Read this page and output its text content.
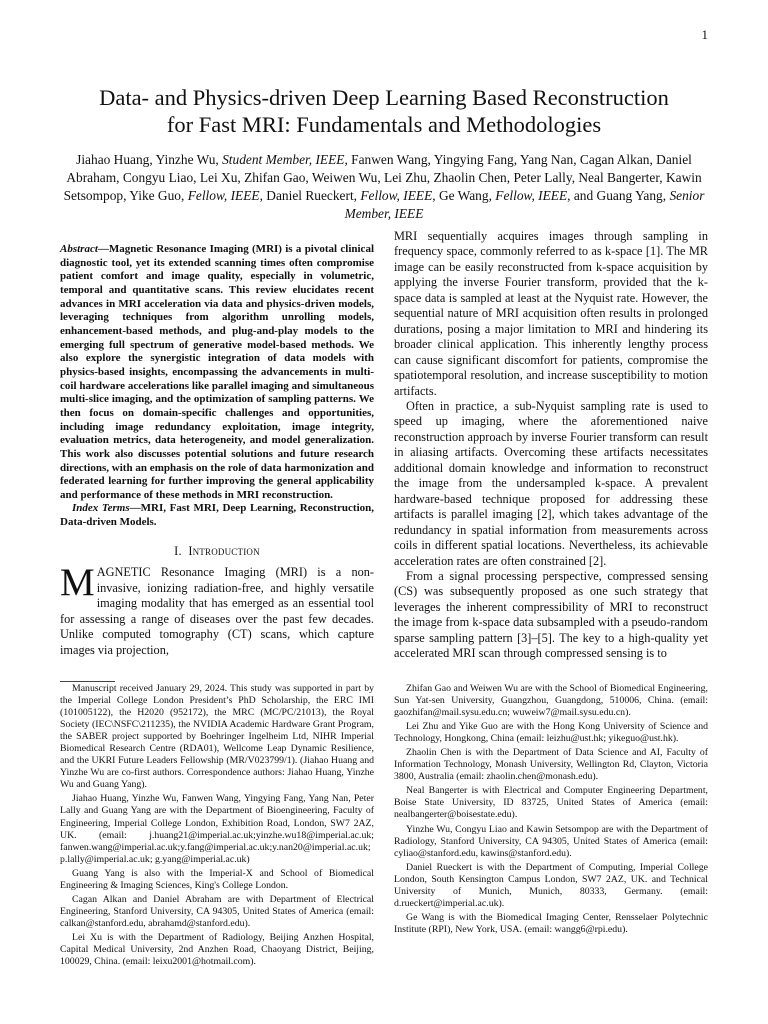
1
Data- and Physics-driven Deep Learning Based Reconstruction
for Fast MRI: Fundamentals and Methodologies
Jiahao Huang, Yinzhe Wu, Student Member, IEEE, Fanwen Wang, Yingying Fang, Yang Nan, Cagan Alkan, Daniel Abraham, Congyu Liao, Lei Xu, Zhifan Gao, Weiwen Wu, Lei Zhu, Zhaolin Chen, Peter Lally, Neal Bangerter, Kawin Setsompop, Yike Guo, Fellow, IEEE, Daniel Rueckert, Fellow, IEEE, Ge Wang, Fellow, IEEE, and Guang Yang, Senior Member, IEEE

Abstract—Magnetic Resonance Imaging (MRI) is a pivotal clinical diagnostic tool, yet its extended scanning times often compromise patient comfort and image quality, especially in volumetric, temporal and quantitative scans. This review elucidates recent advances in MRI acceleration via data and physics-driven models, leveraging techniques from algorithm unrolling models, enhancement-based methods, and plug-and-play models to the emerging full spectrum of generative model-based methods. We also explore the synergistic integration of data models with physics-based insights, encompassing the advancements in multi-coil hardware accelerations like parallel imaging and simultaneous multi-slice imaging, and the optimization of sampling patterns. We then focus on domain-specific challenges and opportunities, including image redundancy exploitation, image integrity, evaluation metrics, data heterogeneity, and model generalization. This work also discusses potential solutions and future research directions, with an emphasis on the role of data harmonization and federated learning for further improving the general applicability and performance of these methods in MRI reconstruction.

Index Terms—MRI, Fast MRI, Deep Learning, Reconstruction, Data-driven Models.

I. Introduction

MAGNETIC Resonance Imaging (MRI) is a non-invasive, ionizing radiation-free, and highly versatile imaging modality that has emerged as an essential tool for assessing a range of diseases over the past few decades. Unlike computed tomography (CT) scans, which capture images via projection,

MRI sequentially acquires images through sampling in frequency space, commonly referred to as k-space [1]. The MR image can be easily reconstructed from k-space acquisition by applying the inverse Fourier transform, provided that the k-space data is sampled at least at the Nyquist rate. However, the sequential nature of MRI acquisition often results in prolonged durations, posing a major limitation to MRI and hindering its broader clinical application. This inherently lengthy process can cause significant discomfort for patients, compromise the spatiotemporal resolution, and increase susceptibility to motion artifacts.

Often in practice, a sub-Nyquist sampling rate is used to speed up imaging, where the aforementioned naive reconstruction approach by inverse Fourier transform can result in aliasing artifacts. Overcoming these artifacts necessitates additional domain knowledge and information to reconstruct the image from the undersampled k-space. A prevalent hardware-based technique proposed for addressing these artifacts is parallel imaging [2], which takes advantage of the redundancy in spatial information from measurements across coils in different spatial locations. Nevertheless, its achievable acceleration rates are often constrained [2].

From a signal processing perspective, compressed sensing (CS) was subsequently proposed as one such strategy that leverages the inherent compressibility of MRI to reconstruct the image from k-space data subsampled with a pseudo-random sparse sampling pattern [3]–[5]. The key to a high-quality yet accelerated MRI scan through compressed sensing is to

Manuscript received January 29, 2024. This study was supported in part by the Imperial College London President’s PhD Scholarship, the ERC IMI (101005122), the H2020 (952172), the MRC (MC/PC/21013), the Royal Society (IEC\NSFC\211235), the NVIDIA Academic Hardware Grant Program, the SABER project supported by Boehringer Ingelheim Ltd, NIHR Imperial Biomedical Research Centre (RDA01), Wellcome Leap Dynamic Resilience, and the UKRI Future Leaders Fellowship (MR/V023799/1). (Jiahao Huang and Yinzhe Wu are co-first authors. Correspondence authors: Jiahao Huang, Yinzhe Wu and Guang Yang).

Jiahao Huang, Yinzhe Wu, Fanwen Wang, Yingying Fang, Yang Nan, Peter Lally and Guang Yang are with the Department of Bioengineering, Faculty of Engineering, Imperial College London, Exhibition Road, London, SW7 2AZ, UK. (email: j.huang21@imperial.ac.uk;yinzhe.wu18@imperial.ac.uk; fanwen.wang@imperial.ac.uk;y.fang@imperial.ac.uk;y.nan20@imperial.ac.uk; p.lally@imperial.ac.uk; g.yang@imperial.ac.uk)

Guang Yang is also with the Imperial-X and School of Biomedical Engineering & Imaging Sciences, King's College London.

Cagan Alkan and Daniel Abraham are with Department of Electrical Engineering, Stanford University, CA 94305, United States of America (email: calkan@stanford.edu, abrahamd@stanford.edu).

Lei Xu is with the Department of Radiology, Beijing Anzhen Hospital, Capital Medical University, 2nd Anzhen Road, Chaoyang District, Beijing, 100029, China. (email: leixu2001@hotmail.com).

Zhifan Gao and Weiwen Wu are with the School of Biomedical Engineering, Sun Yat-sen University, Guangzhou, Guangdong, 510006, China. (email: gaozhifan@mail.sysu.edu.cn; wuweiw7@mail.sysu.edu.cn).

Lei Zhu and Yike Guo are with the Hong Kong University of Science and Technology, Hongkong, China (email: leizhu@ust.hk; yikeguo@ust.hk).

Zhaolin Chen is with the Department of Data Science and AI, Faculty of Information Technology, Monash University, Wellington Rd, Clayton, Victoria 3800, Australia (email: zhaolin.chen@monash.edu).

Neal Bangerter is with Electrical and Computer Engineering Department, Boise State University, ID 83725, United States of America (email: nealbangerter@boisestate.edu).

Yinzhe Wu, Congyu Liao and Kawin Setsompop are with the Department of Radiology, Stanford University, CA 94305, United States of America (email: cyliao@stanford.edu, kawins@stanford.edu).

Daniel Rueckert is with the Department of Computing, Imperial College London, South Kensington Campus London, SW7 2AZ, UK. and Technical University of Munich, Munich, 80333, Germany. (email: d.rueckert@imperial.ac.uk).

Ge Wang is with the Biomedical Imaging Center, Rensselaer Polytechnic Institute (RPI), New York, USA. (email: wangg6@rpi.edu).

■ **What you have to do**
Look through the entries above; copy every line holding the string "Electrical".

■ **Result**
Cagan Alkan and Daniel Abraham are with Department of Electrical Engineering, Stanford University, CA 94305, United States of America (email: calkan@stanford.edu, abrahamd@stanford.edu).
Neal Bangerter is with Electrical and Computer Engineering Department, Boise State University, ID 83725, United States of America (email: nealbangerter@boisestate.edu).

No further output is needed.